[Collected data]
# # # # #

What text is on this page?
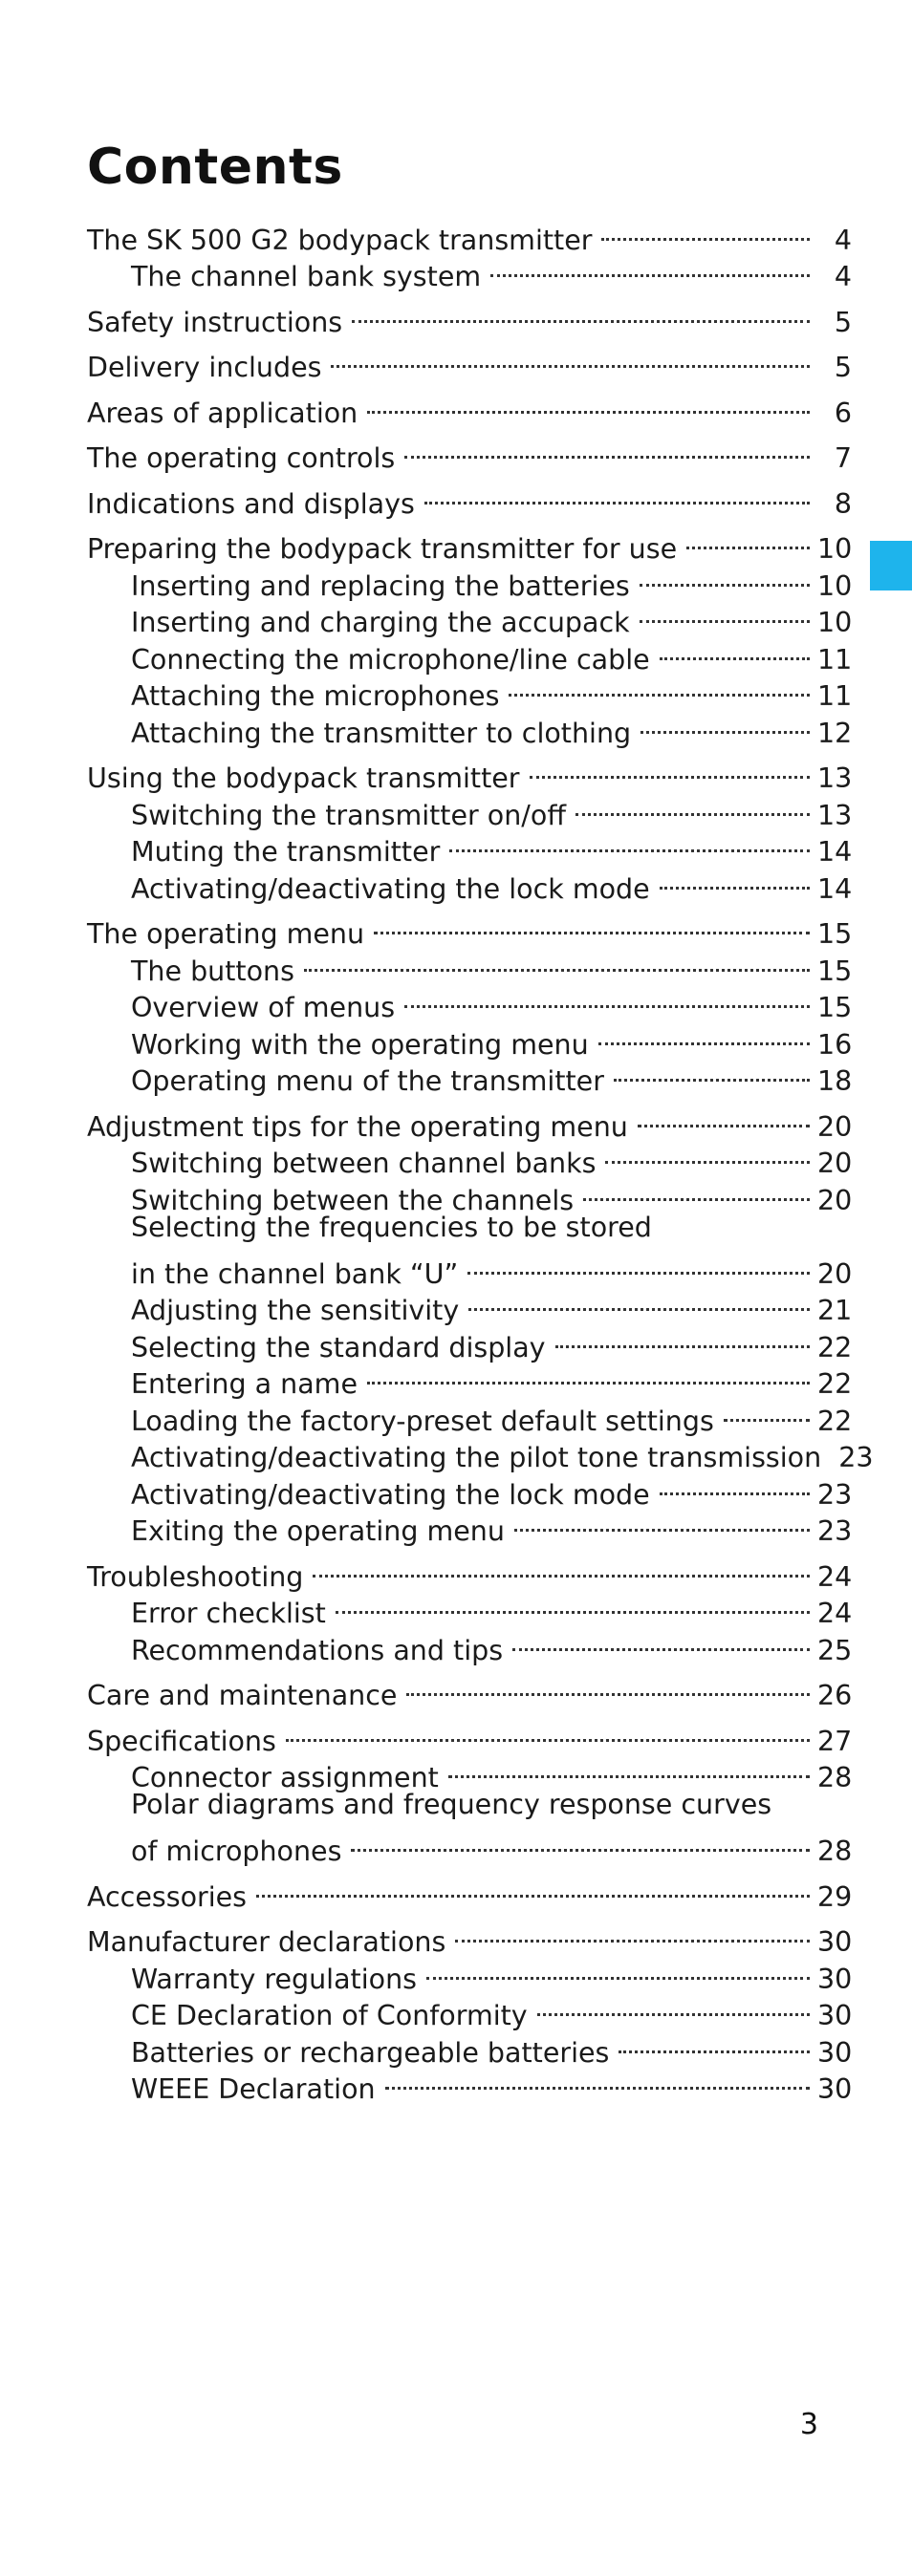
Contents
The SK 500 G2 bodypack transmitter	4
The channel bank system	4
Safety instructions	5
Delivery includes	5
Areas of application	6
The operating controls	7
Indications and displays	8
Preparing the bodypack transmitter for use	10
Inserting and replacing the batteries	10
Inserting and charging the accupack	10
Connecting the microphone/line cable	11
Attaching the microphones	11
Attaching the transmitter to clothing	12
Using the bodypack transmitter	13
Switching the transmitter on/off	13
Muting the transmitter	14
Activating/deactivating the lock mode	14
The operating menu	15
The buttons	15
Overview of menus	15
Working with the operating menu	16
Operating menu of the transmitter	18
Adjustment tips for the operating menu	20
Switching between channel banks	20
Switching between the channels	20
Selecting the frequencies to be stored
in the channel bank “U”	20
Adjusting the sensitivity	21
Selecting the standard display	22
Entering a name	22
Loading the factory-preset default settings	22
Activating/deactivating the pilot tone transmission 23
Activating/deactivating the lock mode	23
Exiting the operating menu	23
Troubleshooting	24
Error checklist	24
Recommendations and tips	25
Care and maintenance	26
Specifications	27
Connector assignment	28
Polar diagrams and frequency response curves
of microphones	28
Accessories	29
Manufacturer declarations	30
Warranty regulations	30
CE Declaration of Conformity	30
Batteries or rechargeable batteries	30
WEEE Declaration	30
3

# # # # #

- [Short exercise]: Copy each line of the records above that carries the word "Inserting".

- [Exercise response]:
Inserting and replacing the batteries	10
Inserting and charging the accupack	10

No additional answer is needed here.